** START Records supplied **

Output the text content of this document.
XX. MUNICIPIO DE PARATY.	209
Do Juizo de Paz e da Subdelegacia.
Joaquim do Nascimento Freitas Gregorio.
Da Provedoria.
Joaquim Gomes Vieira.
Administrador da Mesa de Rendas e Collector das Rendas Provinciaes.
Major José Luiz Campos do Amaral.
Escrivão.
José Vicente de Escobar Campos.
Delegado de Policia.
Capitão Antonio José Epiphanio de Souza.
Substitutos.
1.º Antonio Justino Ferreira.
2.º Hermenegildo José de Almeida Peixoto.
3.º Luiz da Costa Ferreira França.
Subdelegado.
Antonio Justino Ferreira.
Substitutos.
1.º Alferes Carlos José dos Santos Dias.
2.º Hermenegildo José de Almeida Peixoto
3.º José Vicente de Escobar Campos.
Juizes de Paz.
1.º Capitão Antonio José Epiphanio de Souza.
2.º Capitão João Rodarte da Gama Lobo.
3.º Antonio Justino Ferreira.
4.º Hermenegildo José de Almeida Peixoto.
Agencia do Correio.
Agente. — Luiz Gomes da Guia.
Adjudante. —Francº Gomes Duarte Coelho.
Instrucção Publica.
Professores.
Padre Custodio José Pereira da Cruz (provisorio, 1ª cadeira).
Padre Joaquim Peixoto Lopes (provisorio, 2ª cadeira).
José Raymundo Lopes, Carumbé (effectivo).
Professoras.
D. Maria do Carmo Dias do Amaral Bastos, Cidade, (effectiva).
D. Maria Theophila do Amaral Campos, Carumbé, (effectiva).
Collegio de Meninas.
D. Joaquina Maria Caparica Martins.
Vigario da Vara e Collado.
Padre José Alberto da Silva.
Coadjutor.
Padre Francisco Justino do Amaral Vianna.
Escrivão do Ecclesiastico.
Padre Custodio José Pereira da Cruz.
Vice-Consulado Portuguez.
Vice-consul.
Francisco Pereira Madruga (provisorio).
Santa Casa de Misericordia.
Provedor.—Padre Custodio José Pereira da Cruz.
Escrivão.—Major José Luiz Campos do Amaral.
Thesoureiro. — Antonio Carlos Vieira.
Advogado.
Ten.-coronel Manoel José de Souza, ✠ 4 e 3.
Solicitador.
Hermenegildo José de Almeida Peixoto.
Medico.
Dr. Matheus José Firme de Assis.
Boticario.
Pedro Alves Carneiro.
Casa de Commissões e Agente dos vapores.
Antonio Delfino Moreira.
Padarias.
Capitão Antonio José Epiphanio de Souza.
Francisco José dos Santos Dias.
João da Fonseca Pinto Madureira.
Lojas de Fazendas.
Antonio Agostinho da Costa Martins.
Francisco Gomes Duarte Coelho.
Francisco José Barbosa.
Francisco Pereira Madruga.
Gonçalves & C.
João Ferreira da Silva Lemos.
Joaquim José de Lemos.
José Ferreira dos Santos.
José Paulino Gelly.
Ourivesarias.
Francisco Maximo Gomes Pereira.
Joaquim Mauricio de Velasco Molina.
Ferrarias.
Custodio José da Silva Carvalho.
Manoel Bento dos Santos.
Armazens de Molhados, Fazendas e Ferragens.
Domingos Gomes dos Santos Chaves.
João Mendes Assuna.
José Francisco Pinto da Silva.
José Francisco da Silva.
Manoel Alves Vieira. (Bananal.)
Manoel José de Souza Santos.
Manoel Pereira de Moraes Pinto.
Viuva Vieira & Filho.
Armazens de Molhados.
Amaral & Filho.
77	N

** END Records supplied **
** START Records supplied **

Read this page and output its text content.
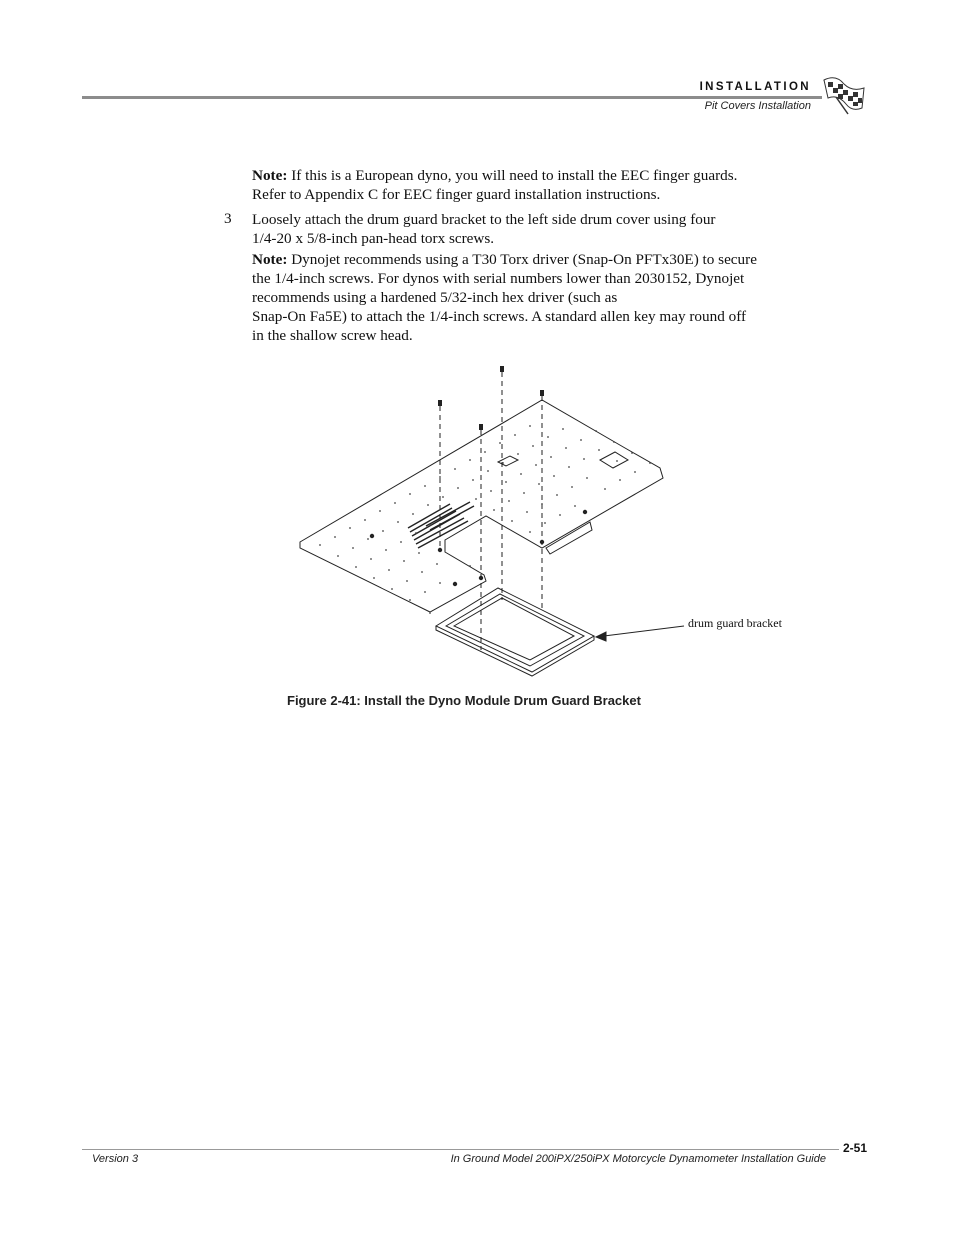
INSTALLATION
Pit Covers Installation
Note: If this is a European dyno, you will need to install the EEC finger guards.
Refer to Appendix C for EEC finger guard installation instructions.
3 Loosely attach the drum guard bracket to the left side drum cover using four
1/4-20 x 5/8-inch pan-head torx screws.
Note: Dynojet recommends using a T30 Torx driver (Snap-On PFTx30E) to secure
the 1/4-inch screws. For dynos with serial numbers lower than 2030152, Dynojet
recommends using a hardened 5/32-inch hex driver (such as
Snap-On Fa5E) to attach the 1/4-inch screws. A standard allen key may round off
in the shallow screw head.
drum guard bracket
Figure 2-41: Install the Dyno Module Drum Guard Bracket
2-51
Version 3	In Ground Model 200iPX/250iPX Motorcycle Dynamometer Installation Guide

** END Records supplied **

[Required work]
Go through the data and gather every line that holds "Almeida".

[Result]
2.º Hermenegildo José de Almeida Peixoto.
2.º Hermenegildo José de Almeida Peixoto
4.º Hermenegildo José de Almeida Peixoto.
Hermenegildo José de Almeida Peixoto.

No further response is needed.